● **What is needed**
How many of the lines contain the string "Read"? Give the number, with no other words.

· · · · · · ·

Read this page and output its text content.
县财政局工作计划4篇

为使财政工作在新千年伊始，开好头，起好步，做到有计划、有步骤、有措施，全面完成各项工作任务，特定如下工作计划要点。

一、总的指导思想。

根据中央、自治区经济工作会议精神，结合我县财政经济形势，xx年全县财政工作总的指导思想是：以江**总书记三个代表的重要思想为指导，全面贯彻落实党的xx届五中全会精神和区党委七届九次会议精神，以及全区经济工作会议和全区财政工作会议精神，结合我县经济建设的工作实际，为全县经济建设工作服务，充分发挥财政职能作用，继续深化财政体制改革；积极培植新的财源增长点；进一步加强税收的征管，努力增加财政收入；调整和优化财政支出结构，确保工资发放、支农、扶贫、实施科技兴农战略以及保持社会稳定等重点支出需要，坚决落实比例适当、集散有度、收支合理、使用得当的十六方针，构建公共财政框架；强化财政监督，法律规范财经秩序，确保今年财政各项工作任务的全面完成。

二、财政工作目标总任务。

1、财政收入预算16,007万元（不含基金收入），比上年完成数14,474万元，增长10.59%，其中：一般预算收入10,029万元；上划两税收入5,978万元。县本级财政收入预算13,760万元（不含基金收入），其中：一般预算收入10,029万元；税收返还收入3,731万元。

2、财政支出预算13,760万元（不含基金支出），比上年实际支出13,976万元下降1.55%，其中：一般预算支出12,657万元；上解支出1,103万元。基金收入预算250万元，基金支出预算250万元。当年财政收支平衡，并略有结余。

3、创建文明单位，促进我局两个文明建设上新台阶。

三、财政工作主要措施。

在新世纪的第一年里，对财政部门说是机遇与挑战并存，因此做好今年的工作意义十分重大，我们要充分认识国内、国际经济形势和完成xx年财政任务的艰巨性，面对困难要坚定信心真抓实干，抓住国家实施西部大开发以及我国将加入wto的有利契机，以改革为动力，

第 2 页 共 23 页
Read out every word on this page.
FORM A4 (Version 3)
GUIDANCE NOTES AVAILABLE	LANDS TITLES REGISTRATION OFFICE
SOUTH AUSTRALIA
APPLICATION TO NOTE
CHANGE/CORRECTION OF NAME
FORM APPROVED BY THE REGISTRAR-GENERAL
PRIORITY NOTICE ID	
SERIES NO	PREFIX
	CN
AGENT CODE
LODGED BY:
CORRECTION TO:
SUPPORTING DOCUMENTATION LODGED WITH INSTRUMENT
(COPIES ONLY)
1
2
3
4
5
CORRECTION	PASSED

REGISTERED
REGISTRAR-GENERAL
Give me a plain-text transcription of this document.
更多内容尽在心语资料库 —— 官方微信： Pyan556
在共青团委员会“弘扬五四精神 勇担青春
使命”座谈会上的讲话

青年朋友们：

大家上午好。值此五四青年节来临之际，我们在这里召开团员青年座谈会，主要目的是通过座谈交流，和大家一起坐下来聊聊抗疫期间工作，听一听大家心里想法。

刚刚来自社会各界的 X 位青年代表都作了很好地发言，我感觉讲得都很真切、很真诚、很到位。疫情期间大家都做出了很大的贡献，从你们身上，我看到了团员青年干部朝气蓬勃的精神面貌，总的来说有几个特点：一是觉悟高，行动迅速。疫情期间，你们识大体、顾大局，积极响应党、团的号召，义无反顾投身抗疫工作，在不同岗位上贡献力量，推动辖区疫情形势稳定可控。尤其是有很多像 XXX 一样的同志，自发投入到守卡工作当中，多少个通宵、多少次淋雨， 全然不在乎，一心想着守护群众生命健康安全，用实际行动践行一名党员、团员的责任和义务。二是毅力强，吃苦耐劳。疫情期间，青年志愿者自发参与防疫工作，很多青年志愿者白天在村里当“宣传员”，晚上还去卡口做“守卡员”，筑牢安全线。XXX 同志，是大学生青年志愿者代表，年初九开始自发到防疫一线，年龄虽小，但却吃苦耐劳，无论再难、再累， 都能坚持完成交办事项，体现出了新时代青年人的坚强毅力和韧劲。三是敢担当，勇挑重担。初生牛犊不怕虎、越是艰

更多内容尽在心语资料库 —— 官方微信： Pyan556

· · · · · · ·

● **Task answer**
2